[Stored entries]
□ □ □ □

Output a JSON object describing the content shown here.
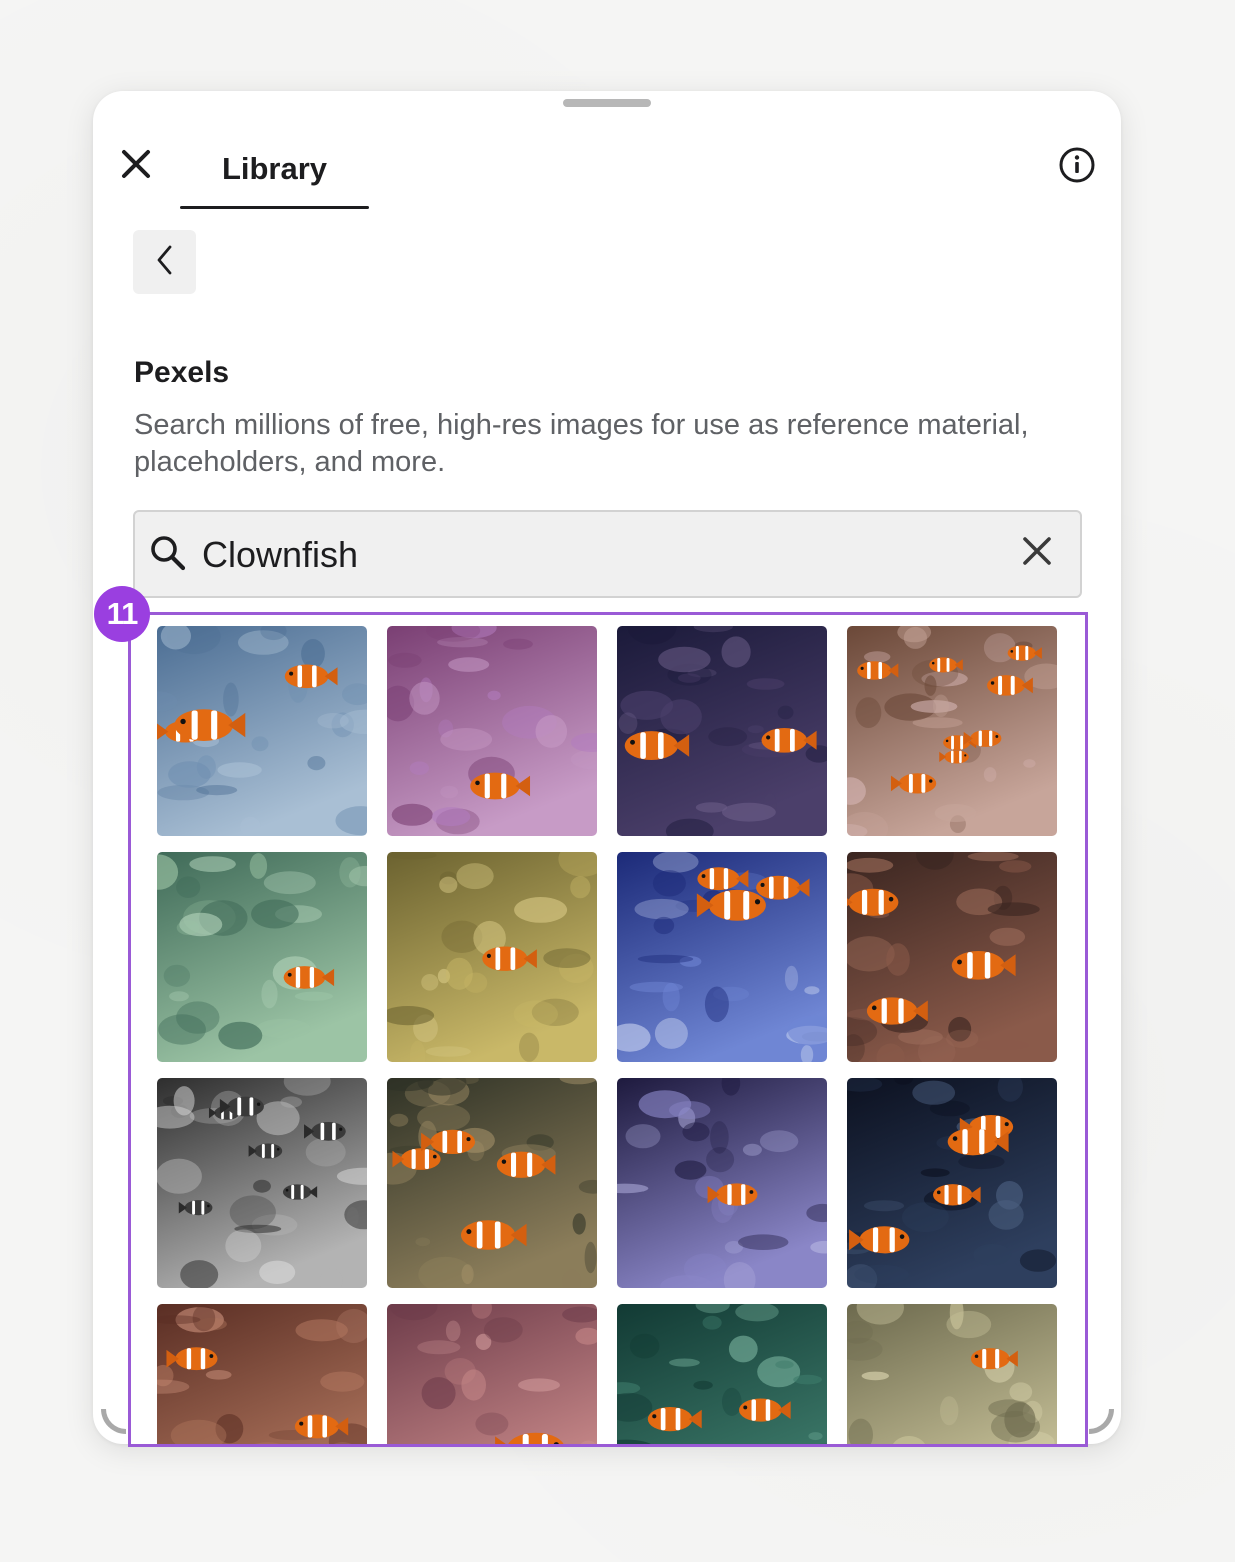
{
  "header": {
    "tab_label": "Library"
  },
  "section": {
    "title": "Pexels",
    "description": "Search millions of free, high-res images for use as reference material, placeholders, and more."
  },
  "search": {
    "value": "Clownfish"
  },
  "annotation": {
    "badge_number": "11",
    "color": "#9a3fe0"
  },
  "icons": {
    "close": "close-icon",
    "info": "info-icon",
    "back": "chevron-left-icon",
    "search": "search-icon",
    "clear": "clear-icon"
  },
  "results": {
    "tiles": [
      {
        "name": "clownfish-on-blue-reef",
        "bg": [
          "#4b6d93",
          "#a9bfd4"
        ],
        "accent": "#6f8fb1",
        "fish": 3
      },
      {
        "name": "clownfish-in-purple-anemone",
        "bg": [
          "#7a3f73",
          "#c79bc6"
        ],
        "accent": "#b27cc0",
        "fish": 1
      },
      {
        "name": "clownfish-dark-aquarium",
        "bg": [
          "#1b1a3a",
          "#4b3f6a"
        ],
        "accent": "#6a5c86",
        "fish": 2
      },
      {
        "name": "many-clownfish-coral",
        "bg": [
          "#6b4838",
          "#c7a59a"
        ],
        "accent": "#d9b9b9",
        "fish": 8
      },
      {
        "name": "clownfish-green-anemone",
        "bg": [
          "#3f6a58",
          "#9cc4a5"
        ],
        "accent": "#b8d8bf",
        "fish": 1
      },
      {
        "name": "clownfish-yellow-anemone",
        "bg": [
          "#6b6230",
          "#c9b868"
        ],
        "accent": "#d6c784",
        "fish": 1
      },
      {
        "name": "clownfish-blue-tank",
        "bg": [
          "#1c2a78",
          "#6f86d4"
        ],
        "accent": "#c6d0ef",
        "fish": 3
      },
      {
        "name": "clownfish-brown-reef",
        "bg": [
          "#3a2520",
          "#8a5a4a"
        ],
        "accent": "#9d6d5b",
        "fish": 3
      },
      {
        "name": "clownfish-black-and-white",
        "bg": [
          "#2e2e2e",
          "#b3b3b3"
        ],
        "accent": "#d9d9d9",
        "fish": 6
      },
      {
        "name": "clownfish-anemone-cluster",
        "bg": [
          "#2f3226",
          "#8b7d5a"
        ],
        "accent": "#b09b70",
        "fish": 4
      },
      {
        "name": "clownfish-purple-sand",
        "bg": [
          "#1e1a3e",
          "#8a86c7"
        ],
        "accent": "#b4b2e0",
        "fish": 1
      },
      {
        "name": "clownfish-dark-blue-water",
        "bg": [
          "#0c1120",
          "#2e3f5e"
        ],
        "accent": "#4b6080",
        "fish": 4
      },
      {
        "name": "clownfish-red-coral",
        "bg": [
          "#5a2e24",
          "#b0765e"
        ],
        "accent": "#c9907a",
        "fish": 2
      },
      {
        "name": "clownfish-pink-coral",
        "bg": [
          "#6e3c4a",
          "#c98a8a"
        ],
        "accent": "#d7a0a0",
        "fish": 1
      },
      {
        "name": "clownfish-teal-anemone",
        "bg": [
          "#123a34",
          "#3d7a6a"
        ],
        "accent": "#7fb9a4",
        "fish": 2
      },
      {
        "name": "clownfish-sea-anemone-field",
        "bg": [
          "#6d6a4e",
          "#c9c39a"
        ],
        "accent": "#dcd6b0",
        "fish": 2
      }
    ]
  }
}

□ □ □ □

## What you need to do
Reproduce the whole listing exactly, but not the images in it.

## Problem solution
Output a JSON object describing the content shown here.
{
  "header": {
    "tab_label": "Library"
  },
  "section": {
    "title": "Pexels",
    "description": "Search millions of free, high-res images for use as reference material, placeholders, and more."
  },
  "search": {
    "value": "Clownfish"
  },
  "annotation": {
    "badge_number": "11",
    "color": "#9a3fe0"
  },
  "icons": {
    "close": "close-icon",
    "info": "info-icon",
    "back": "chevron-left-icon",
    "search": "search-icon",
    "clear": "clear-icon"
  },
  "results": {
    "tiles": [
      {
        "name": "clownfish-on-blue-reef",
        "bg": [
          "#4b6d93",
          "#a9bfd4"
        ],
        "accent": "#6f8fb1",
        "fish": 3
      },
      {
        "name": "clownfish-in-purple-anemone",
        "bg": [
          "#7a3f73",
          "#c79bc6"
        ],
        "accent": "#b27cc0",
        "fish": 1
      },
      {
        "name": "clownfish-dark-aquarium",
        "bg": [
          "#1b1a3a",
          "#4b3f6a"
        ],
        "accent": "#6a5c86",
        "fish": 2
      },
      {
        "name": "many-clownfish-coral",
        "bg": [
          "#6b4838",
          "#c7a59a"
        ],
        "accent": "#d9b9b9",
        "fish": 8
      },
      {
        "name": "clownfish-green-anemone",
        "bg": [
          "#3f6a58",
          "#9cc4a5"
        ],
        "accent": "#b8d8bf",
        "fish": 1
      },
      {
        "name": "clownfish-yellow-anemone",
        "bg": [
          "#6b6230",
          "#c9b868"
        ],
        "accent": "#d6c784",
        "fish": 1
      },
      {
        "name": "clownfish-blue-tank",
        "bg": [
          "#1c2a78",
          "#6f86d4"
        ],
        "accent": "#c6d0ef",
        "fish": 3
      },
      {
        "name": "clownfish-brown-reef",
        "bg": [
          "#3a2520",
          "#8a5a4a"
        ],
        "accent": "#9d6d5b",
        "fish": 3
      },
      {
        "name": "clownfish-black-and-white",
        "bg": [
          "#2e2e2e",
          "#b3b3b3"
        ],
        "accent": "#d9d9d9",
        "fish": 6
      },
      {
        "name": "clownfish-anemone-cluster",
        "bg": [
          "#2f3226",
          "#8b7d5a"
        ],
        "accent": "#b09b70",
        "fish": 4
      },
      {
        "name": "clownfish-purple-sand",
        "bg": [
          "#1e1a3e",
          "#8a86c7"
        ],
        "accent": "#b4b2e0",
        "fish": 1
      },
      {
        "name": "clownfish-dark-blue-water",
        "bg": [
          "#0c1120",
          "#2e3f5e"
        ],
        "accent": "#4b6080",
        "fish": 4
      },
      {
        "name": "clownfish-red-coral",
        "bg": [
          "#5a2e24",
          "#b0765e"
        ],
        "accent": "#c9907a",
        "fish": 2
      },
      {
        "name": "clownfish-pink-coral",
        "bg": [
          "#6e3c4a",
          "#c98a8a"
        ],
        "accent": "#d7a0a0",
        "fish": 1
      },
      {
        "name": "clownfish-teal-anemone",
        "bg": [
          "#123a34",
          "#3d7a6a"
        ],
        "accent": "#7fb9a4",
        "fish": 2
      },
      {
        "name": "clownfish-sea-anemone-field",
        "bg": [
          "#6d6a4e",
          "#c9c39a"
        ],
        "accent": "#dcd6b0",
        "fish": 2
      }
    ]
  }
}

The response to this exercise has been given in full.